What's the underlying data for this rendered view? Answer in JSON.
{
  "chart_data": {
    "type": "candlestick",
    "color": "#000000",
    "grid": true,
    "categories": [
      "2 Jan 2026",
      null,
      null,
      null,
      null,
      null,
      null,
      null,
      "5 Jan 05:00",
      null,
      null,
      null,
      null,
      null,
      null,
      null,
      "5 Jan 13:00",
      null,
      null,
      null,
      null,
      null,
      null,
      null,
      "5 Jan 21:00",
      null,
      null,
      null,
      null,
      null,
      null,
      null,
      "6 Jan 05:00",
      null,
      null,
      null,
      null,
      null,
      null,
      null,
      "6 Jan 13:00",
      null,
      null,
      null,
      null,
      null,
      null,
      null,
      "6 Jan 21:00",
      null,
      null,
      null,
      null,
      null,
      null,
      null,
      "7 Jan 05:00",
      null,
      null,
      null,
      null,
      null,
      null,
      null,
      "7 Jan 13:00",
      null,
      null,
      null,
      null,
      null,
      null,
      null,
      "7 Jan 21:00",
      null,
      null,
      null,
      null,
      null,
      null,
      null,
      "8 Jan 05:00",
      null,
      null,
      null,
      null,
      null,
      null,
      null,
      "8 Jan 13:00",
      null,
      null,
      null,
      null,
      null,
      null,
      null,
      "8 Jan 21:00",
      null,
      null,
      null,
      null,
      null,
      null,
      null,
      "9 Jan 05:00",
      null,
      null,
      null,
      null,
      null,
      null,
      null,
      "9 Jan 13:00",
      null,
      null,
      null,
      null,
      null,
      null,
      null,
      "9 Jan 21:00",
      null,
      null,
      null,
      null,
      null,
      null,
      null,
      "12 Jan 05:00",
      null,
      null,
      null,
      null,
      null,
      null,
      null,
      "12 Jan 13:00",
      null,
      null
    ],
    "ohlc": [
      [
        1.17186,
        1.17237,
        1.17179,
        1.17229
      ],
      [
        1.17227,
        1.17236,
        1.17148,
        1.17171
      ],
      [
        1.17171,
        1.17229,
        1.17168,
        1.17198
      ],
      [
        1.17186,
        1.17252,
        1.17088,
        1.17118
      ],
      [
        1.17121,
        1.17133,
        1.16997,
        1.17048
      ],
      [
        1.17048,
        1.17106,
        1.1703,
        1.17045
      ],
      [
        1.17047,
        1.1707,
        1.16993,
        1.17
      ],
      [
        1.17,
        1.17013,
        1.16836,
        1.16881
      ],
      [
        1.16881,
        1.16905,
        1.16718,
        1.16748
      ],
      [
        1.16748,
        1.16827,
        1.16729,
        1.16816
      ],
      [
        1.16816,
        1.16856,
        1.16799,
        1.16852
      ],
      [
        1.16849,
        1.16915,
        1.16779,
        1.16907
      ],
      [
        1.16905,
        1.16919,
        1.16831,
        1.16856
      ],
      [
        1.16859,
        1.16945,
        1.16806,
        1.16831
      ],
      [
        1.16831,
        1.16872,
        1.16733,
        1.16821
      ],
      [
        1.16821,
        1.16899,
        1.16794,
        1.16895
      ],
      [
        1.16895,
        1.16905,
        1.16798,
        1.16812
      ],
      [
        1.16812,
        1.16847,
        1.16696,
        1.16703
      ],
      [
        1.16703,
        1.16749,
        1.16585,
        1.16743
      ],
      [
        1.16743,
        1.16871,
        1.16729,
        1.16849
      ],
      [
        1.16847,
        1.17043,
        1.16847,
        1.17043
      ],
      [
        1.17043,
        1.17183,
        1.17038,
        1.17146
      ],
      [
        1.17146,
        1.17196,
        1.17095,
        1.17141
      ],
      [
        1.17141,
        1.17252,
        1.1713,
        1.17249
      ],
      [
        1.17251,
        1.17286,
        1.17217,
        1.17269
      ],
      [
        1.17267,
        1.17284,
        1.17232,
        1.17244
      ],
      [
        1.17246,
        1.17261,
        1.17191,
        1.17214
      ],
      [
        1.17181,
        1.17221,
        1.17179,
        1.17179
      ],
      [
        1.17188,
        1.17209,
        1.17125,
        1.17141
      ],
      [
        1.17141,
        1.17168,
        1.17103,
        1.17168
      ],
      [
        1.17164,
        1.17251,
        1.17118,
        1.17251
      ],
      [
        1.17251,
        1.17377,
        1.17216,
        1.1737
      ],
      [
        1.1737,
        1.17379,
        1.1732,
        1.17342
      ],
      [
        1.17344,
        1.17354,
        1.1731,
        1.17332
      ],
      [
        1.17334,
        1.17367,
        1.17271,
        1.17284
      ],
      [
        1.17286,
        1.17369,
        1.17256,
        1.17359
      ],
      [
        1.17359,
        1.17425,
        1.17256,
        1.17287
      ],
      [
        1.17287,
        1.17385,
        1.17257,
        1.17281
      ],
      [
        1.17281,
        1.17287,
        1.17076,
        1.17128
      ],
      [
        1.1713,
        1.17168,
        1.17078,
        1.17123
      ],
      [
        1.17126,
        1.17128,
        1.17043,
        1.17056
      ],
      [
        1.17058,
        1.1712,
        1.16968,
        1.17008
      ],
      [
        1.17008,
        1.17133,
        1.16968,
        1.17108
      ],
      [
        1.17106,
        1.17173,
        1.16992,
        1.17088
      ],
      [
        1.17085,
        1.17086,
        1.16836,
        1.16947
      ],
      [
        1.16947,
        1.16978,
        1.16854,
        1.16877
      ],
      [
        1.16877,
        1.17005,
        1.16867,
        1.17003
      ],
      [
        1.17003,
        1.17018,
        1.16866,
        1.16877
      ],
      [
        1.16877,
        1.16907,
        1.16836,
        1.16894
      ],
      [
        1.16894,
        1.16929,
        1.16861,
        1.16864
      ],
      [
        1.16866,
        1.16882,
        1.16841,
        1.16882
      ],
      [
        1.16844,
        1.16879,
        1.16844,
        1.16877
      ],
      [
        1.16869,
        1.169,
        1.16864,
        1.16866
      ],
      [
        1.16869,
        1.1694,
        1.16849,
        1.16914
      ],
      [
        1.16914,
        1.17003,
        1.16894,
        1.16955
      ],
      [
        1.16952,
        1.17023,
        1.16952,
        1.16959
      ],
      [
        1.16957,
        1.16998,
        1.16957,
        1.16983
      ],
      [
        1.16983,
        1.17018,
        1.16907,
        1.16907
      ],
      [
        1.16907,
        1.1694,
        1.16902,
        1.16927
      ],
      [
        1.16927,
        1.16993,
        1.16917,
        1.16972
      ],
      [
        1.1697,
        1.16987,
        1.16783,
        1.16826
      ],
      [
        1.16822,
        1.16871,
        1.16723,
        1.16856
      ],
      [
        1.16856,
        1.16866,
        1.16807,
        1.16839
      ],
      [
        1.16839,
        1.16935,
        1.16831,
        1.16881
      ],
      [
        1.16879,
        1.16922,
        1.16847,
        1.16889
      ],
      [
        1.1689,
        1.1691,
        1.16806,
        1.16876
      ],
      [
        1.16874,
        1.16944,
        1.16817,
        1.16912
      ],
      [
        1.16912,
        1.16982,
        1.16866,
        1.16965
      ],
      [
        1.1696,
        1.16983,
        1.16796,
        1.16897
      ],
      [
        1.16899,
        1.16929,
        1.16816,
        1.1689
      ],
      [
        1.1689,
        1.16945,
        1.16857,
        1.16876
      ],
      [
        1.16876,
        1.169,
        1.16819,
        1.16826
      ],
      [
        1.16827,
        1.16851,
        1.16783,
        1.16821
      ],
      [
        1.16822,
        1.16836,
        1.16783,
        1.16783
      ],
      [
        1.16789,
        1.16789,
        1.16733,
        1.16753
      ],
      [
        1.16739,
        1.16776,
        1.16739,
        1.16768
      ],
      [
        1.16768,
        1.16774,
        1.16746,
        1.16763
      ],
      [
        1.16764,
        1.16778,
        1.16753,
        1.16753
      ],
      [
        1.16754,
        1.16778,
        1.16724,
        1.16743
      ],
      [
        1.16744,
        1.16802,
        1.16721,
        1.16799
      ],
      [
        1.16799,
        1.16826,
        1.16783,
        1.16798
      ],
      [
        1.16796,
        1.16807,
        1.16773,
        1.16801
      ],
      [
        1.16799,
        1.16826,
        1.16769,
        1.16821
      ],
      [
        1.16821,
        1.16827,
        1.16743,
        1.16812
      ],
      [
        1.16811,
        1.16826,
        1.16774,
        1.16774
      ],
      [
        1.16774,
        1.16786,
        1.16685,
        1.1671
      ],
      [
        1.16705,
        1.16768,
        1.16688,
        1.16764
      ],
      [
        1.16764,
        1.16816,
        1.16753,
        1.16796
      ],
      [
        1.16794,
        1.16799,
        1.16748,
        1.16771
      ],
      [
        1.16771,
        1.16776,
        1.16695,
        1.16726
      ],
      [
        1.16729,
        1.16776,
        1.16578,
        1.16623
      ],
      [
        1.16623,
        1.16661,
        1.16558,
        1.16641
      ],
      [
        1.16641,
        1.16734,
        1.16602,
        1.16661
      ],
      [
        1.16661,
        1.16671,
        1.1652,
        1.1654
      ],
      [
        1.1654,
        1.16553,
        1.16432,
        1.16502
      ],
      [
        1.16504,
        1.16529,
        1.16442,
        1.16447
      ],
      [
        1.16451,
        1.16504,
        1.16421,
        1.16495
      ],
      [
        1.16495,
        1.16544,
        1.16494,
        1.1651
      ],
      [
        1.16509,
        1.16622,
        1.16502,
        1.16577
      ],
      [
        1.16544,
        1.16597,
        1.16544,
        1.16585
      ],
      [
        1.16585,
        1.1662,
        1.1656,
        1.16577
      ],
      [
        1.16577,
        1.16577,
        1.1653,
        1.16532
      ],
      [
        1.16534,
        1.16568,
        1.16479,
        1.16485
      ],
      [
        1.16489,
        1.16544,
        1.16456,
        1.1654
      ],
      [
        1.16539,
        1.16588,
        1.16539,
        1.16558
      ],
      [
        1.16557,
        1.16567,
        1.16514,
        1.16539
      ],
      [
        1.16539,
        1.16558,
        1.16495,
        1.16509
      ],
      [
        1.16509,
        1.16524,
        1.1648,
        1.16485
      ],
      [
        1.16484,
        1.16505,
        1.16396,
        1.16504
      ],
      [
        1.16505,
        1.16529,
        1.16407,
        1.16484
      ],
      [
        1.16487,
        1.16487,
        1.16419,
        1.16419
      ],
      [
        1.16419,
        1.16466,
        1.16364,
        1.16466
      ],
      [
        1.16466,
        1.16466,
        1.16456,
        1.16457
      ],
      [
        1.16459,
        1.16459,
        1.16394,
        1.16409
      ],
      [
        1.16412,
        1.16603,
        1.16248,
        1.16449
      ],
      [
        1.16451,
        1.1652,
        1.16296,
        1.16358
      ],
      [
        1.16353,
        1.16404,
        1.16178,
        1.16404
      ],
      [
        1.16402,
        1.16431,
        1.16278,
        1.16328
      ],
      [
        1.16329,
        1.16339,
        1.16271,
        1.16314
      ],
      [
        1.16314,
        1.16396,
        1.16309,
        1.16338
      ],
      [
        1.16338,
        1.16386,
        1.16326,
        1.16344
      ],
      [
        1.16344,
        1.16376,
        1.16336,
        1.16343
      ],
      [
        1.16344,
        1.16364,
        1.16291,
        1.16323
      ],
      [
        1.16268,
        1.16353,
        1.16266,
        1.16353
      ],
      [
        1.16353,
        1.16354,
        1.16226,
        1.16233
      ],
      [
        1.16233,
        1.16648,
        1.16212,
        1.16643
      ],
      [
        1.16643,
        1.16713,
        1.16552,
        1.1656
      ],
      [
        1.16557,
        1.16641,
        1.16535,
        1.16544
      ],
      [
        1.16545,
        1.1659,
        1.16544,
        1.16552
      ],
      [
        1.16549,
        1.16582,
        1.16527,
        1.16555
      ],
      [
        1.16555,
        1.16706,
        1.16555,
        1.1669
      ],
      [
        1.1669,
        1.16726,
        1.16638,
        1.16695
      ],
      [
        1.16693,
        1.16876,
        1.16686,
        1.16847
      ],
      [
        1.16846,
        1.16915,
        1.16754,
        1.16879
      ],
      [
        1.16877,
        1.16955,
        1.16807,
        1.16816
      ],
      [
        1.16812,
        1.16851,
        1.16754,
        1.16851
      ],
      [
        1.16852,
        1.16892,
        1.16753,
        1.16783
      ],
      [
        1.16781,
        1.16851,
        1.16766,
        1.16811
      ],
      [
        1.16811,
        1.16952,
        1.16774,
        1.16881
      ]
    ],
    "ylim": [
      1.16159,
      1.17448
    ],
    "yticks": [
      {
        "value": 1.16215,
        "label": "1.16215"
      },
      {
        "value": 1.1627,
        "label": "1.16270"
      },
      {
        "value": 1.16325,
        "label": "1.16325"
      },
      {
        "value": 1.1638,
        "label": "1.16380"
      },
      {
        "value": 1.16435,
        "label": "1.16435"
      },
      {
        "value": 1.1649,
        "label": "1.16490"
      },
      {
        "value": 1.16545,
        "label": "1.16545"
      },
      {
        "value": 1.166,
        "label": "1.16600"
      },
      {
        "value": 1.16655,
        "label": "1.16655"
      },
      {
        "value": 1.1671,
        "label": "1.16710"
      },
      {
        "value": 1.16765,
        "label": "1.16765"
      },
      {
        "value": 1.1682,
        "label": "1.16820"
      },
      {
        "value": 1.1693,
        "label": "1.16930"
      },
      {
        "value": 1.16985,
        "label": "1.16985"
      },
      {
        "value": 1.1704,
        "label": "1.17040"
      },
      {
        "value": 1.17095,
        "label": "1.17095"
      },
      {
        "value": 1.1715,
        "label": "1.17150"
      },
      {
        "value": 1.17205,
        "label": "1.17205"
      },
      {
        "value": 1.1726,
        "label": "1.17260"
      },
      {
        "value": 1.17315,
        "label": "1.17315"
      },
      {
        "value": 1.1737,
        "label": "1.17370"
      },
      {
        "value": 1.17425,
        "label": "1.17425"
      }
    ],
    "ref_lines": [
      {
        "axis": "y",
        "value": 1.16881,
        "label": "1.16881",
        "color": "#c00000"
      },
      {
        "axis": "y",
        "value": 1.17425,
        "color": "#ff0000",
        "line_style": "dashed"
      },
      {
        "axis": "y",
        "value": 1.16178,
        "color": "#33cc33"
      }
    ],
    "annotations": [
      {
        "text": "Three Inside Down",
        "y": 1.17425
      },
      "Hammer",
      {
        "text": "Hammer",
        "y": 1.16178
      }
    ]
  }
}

------------------------

* _SHORT TASK_
Sift the material for lines with the string "color". Copy each one found.

* _REPLY TO THE TASK_
    "color": "#000000",
        "color": "#c00000"
        "color": "#ff0000",
        "color": "#33cc33"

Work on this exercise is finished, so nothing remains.